→ EXERCISE DESCRIPTION
Below are some records: retype them all exactly, but not the pictures.

→ DATA SECTION
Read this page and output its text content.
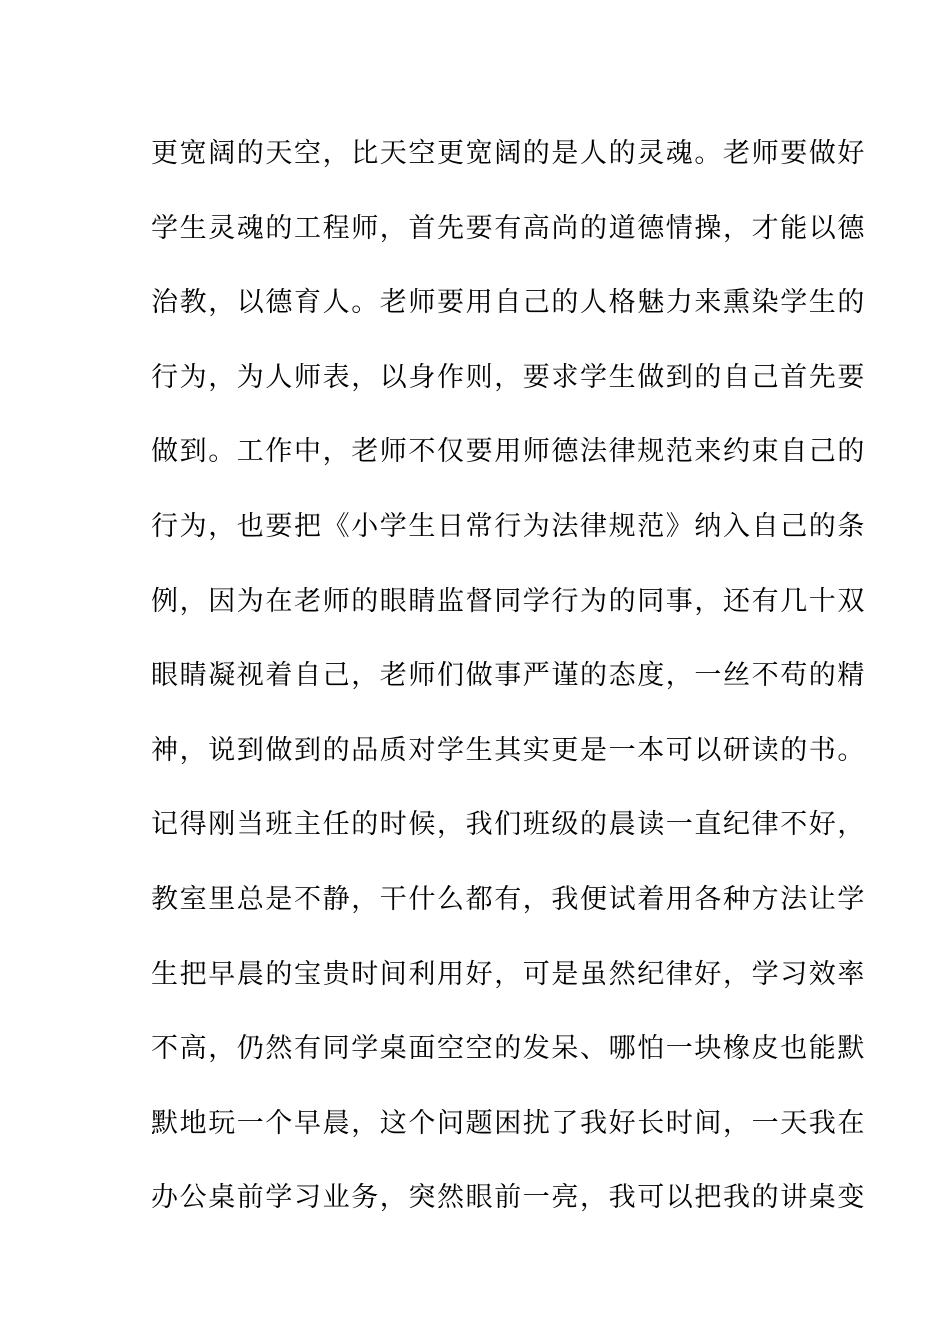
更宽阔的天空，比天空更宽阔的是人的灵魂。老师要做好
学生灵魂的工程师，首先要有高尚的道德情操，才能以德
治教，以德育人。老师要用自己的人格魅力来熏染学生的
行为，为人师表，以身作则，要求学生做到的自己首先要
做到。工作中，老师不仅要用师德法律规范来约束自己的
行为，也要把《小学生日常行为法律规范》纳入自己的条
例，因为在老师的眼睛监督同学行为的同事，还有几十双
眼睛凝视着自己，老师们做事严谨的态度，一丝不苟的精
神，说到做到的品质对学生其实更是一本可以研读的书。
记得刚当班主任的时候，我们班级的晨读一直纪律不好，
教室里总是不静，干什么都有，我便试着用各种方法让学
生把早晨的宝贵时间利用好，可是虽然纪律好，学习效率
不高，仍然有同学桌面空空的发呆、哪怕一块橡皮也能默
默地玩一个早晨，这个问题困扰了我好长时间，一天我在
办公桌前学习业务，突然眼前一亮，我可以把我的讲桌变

→ COMPLETE OUTPUT
Read this page and output its text content.
更宽阔的天空，比天空更宽阔的是人的灵魂。老师要做好
学生灵魂的工程师，首先要有高尚的道德情操，才能以德
治教，以德育人。老师要用自己的人格魅力来熏染学生的
行为，为人师表，以身作则，要求学生做到的自己首先要
做到。工作中，老师不仅要用师德法律规范来约束自己的
行为，也要把《小学生日常行为法律规范》纳入自己的条
例，因为在老师的眼睛监督同学行为的同事，还有几十双
眼睛凝视着自己，老师们做事严谨的态度，一丝不苟的精
神，说到做到的品质对学生其实更是一本可以研读的书。
记得刚当班主任的时候，我们班级的晨读一直纪律不好，
教室里总是不静，干什么都有，我便试着用各种方法让学
生把早晨的宝贵时间利用好，可是虽然纪律好，学习效率
不高，仍然有同学桌面空空的发呆、哪怕一块橡皮也能默
默地玩一个早晨，这个问题困扰了我好长时间，一天我在
办公桌前学习业务，突然眼前一亮，我可以把我的讲桌变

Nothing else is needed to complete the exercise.